WHAT IS NEEDED >> Below is a listing; reproduce each line of it exactly.

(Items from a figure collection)
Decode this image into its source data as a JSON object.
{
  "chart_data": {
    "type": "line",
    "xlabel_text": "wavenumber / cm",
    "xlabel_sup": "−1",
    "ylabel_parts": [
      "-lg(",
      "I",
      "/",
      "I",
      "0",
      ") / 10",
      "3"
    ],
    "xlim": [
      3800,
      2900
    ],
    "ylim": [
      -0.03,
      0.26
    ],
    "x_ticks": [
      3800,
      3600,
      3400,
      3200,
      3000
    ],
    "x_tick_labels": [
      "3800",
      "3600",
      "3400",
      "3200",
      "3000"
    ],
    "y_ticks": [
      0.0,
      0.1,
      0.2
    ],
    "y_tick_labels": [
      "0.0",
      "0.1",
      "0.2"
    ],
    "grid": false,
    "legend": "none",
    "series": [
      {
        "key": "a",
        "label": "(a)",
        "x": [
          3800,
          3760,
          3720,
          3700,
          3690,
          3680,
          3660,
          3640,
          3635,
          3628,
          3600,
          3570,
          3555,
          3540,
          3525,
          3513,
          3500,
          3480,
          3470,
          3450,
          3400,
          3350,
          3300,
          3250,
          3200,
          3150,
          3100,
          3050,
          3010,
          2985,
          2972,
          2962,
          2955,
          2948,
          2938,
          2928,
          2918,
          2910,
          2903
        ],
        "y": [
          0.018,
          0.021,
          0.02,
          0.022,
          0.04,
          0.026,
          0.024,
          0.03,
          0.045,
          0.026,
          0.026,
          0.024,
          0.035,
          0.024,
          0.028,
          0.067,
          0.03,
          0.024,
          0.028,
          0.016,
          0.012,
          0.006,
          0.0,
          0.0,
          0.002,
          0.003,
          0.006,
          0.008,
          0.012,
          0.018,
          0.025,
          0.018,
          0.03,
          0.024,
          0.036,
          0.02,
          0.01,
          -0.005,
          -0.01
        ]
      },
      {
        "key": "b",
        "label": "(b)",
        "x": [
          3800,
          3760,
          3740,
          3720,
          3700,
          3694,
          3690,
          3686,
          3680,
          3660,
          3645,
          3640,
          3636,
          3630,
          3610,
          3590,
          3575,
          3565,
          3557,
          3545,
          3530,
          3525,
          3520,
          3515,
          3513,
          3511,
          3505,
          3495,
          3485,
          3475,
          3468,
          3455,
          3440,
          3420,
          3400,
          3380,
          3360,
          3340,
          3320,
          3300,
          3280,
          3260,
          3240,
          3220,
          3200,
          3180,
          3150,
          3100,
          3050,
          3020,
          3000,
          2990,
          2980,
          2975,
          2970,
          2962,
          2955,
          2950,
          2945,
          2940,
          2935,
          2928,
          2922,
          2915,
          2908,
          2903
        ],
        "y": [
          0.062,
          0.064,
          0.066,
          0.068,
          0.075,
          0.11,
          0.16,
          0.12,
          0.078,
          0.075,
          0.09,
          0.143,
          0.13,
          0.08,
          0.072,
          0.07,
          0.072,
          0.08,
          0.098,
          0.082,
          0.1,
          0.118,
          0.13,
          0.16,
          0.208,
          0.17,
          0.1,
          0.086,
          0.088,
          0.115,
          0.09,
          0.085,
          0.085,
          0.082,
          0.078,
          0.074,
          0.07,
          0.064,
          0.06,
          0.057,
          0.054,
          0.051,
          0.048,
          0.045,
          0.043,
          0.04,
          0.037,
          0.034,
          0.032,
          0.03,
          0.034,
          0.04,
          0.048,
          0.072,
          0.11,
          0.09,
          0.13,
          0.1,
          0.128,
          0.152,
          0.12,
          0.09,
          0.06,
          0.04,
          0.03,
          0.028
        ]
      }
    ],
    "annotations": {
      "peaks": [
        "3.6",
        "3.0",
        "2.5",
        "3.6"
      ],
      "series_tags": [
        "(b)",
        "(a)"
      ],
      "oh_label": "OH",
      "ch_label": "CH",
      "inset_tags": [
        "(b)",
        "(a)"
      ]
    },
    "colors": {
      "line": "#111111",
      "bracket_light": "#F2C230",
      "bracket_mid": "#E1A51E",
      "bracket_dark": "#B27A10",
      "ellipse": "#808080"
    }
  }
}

EXPECTED ANSWER >>
Decode this image into its source data as a JSON object.
{
  "chart_data": {
    "type": "line",
    "xlabel_text": "wavenumber / cm",
    "xlabel_sup": "−1",
    "ylabel_parts": [
      "-lg(",
      "I",
      "/",
      "I",
      "0",
      ") / 10",
      "3"
    ],
    "xlim": [
      3800,
      2900
    ],
    "ylim": [
      -0.03,
      0.26
    ],
    "x_ticks": [
      3800,
      3600,
      3400,
      3200,
      3000
    ],
    "x_tick_labels": [
      "3800",
      "3600",
      "3400",
      "3200",
      "3000"
    ],
    "y_ticks": [
      0.0,
      0.1,
      0.2
    ],
    "y_tick_labels": [
      "0.0",
      "0.1",
      "0.2"
    ],
    "grid": false,
    "legend": "none",
    "series": [
      {
        "key": "a",
        "label": "(a)",
        "x": [
          3800,
          3760,
          3720,
          3700,
          3690,
          3680,
          3660,
          3640,
          3635,
          3628,
          3600,
          3570,
          3555,
          3540,
          3525,
          3513,
          3500,
          3480,
          3470,
          3450,
          3400,
          3350,
          3300,
          3250,
          3200,
          3150,
          3100,
          3050,
          3010,
          2985,
          2972,
          2962,
          2955,
          2948,
          2938,
          2928,
          2918,
          2910,
          2903
        ],
        "y": [
          0.018,
          0.021,
          0.02,
          0.022,
          0.04,
          0.026,
          0.024,
          0.03,
          0.045,
          0.026,
          0.026,
          0.024,
          0.035,
          0.024,
          0.028,
          0.067,
          0.03,
          0.024,
          0.028,
          0.016,
          0.012,
          0.006,
          0.0,
          0.0,
          0.002,
          0.003,
          0.006,
          0.008,
          0.012,
          0.018,
          0.025,
          0.018,
          0.03,
          0.024,
          0.036,
          0.02,
          0.01,
          -0.005,
          -0.01
        ]
      },
      {
        "key": "b",
        "label": "(b)",
        "x": [
          3800,
          3760,
          3740,
          3720,
          3700,
          3694,
          3690,
          3686,
          3680,
          3660,
          3645,
          3640,
          3636,
          3630,
          3610,
          3590,
          3575,
          3565,
          3557,
          3545,
          3530,
          3525,
          3520,
          3515,
          3513,
          3511,
          3505,
          3495,
          3485,
          3475,
          3468,
          3455,
          3440,
          3420,
          3400,
          3380,
          3360,
          3340,
          3320,
          3300,
          3280,
          3260,
          3240,
          3220,
          3200,
          3180,
          3150,
          3100,
          3050,
          3020,
          3000,
          2990,
          2980,
          2975,
          2970,
          2962,
          2955,
          2950,
          2945,
          2940,
          2935,
          2928,
          2922,
          2915,
          2908,
          2903
        ],
        "y": [
          0.062,
          0.064,
          0.066,
          0.068,
          0.075,
          0.11,
          0.16,
          0.12,
          0.078,
          0.075,
          0.09,
          0.143,
          0.13,
          0.08,
          0.072,
          0.07,
          0.072,
          0.08,
          0.098,
          0.082,
          0.1,
          0.118,
          0.13,
          0.16,
          0.208,
          0.17,
          0.1,
          0.086,
          0.088,
          0.115,
          0.09,
          0.085,
          0.085,
          0.082,
          0.078,
          0.074,
          0.07,
          0.064,
          0.06,
          0.057,
          0.054,
          0.051,
          0.048,
          0.045,
          0.043,
          0.04,
          0.037,
          0.034,
          0.032,
          0.03,
          0.034,
          0.04,
          0.048,
          0.072,
          0.11,
          0.09,
          0.13,
          0.1,
          0.128,
          0.152,
          0.12,
          0.09,
          0.06,
          0.04,
          0.03,
          0.028
        ]
      }
    ],
    "annotations": {
      "peaks": [
        "3.6",
        "3.0",
        "2.5",
        "3.6"
      ],
      "series_tags": [
        "(b)",
        "(a)"
      ],
      "oh_label": "OH",
      "ch_label": "CH",
      "inset_tags": [
        "(b)",
        "(a)"
      ]
    },
    "colors": {
      "line": "#111111",
      "bracket_light": "#F2C230",
      "bracket_mid": "#E1A51E",
      "bracket_dark": "#B27A10",
      "ellipse": "#808080"
    }
  }
}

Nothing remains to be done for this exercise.